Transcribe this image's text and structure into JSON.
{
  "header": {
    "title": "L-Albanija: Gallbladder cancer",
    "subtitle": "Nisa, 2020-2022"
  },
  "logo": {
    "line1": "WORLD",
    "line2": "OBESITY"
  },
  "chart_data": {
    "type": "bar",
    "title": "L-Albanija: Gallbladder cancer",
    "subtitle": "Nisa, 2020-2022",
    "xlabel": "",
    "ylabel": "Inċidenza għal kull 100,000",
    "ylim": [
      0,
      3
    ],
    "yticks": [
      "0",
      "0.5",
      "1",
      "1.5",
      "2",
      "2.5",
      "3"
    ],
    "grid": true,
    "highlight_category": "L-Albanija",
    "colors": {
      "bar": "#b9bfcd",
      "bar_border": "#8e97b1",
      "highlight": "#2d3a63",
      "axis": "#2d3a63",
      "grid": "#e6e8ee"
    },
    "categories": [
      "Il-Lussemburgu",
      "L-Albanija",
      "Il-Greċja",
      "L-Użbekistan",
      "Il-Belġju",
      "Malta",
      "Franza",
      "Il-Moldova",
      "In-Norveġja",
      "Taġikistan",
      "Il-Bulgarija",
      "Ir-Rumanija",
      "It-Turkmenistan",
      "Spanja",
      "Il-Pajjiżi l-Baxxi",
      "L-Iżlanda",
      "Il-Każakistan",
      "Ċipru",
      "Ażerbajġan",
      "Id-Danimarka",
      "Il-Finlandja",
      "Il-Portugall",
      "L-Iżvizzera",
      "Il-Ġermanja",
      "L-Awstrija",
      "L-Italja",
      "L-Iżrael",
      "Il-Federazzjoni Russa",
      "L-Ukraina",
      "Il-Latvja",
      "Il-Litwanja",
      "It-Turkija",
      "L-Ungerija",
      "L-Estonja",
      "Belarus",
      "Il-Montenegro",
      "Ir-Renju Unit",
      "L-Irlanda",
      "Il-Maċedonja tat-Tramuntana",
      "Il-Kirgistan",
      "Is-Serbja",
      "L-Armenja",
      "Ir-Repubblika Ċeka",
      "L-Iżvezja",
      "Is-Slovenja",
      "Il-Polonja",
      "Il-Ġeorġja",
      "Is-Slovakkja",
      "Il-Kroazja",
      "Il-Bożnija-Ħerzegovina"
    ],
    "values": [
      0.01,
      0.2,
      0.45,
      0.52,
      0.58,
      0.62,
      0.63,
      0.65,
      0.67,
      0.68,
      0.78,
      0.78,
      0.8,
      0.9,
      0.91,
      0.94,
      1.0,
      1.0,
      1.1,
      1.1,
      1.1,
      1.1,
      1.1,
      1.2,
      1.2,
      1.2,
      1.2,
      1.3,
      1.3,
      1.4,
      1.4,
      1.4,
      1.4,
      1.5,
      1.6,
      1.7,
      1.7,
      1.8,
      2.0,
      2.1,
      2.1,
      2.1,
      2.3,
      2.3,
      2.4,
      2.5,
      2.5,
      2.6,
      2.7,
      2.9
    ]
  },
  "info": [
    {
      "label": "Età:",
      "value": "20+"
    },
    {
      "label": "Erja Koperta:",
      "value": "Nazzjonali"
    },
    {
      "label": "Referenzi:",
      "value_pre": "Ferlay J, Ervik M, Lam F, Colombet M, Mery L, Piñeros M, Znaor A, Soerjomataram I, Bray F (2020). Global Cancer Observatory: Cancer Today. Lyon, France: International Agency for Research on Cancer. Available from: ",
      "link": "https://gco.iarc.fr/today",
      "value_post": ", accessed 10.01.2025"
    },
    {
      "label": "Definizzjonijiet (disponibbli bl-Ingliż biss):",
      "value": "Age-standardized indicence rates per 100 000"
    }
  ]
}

--- WRITTEN REQUEST ---
Go through the lines above. Select every one that has the string "Nisa".

--- PROBLEM SOLUTION ---
    "subtitle": "Nisa, 2020-2022"
    "subtitle": "Nisa, 2020-2022",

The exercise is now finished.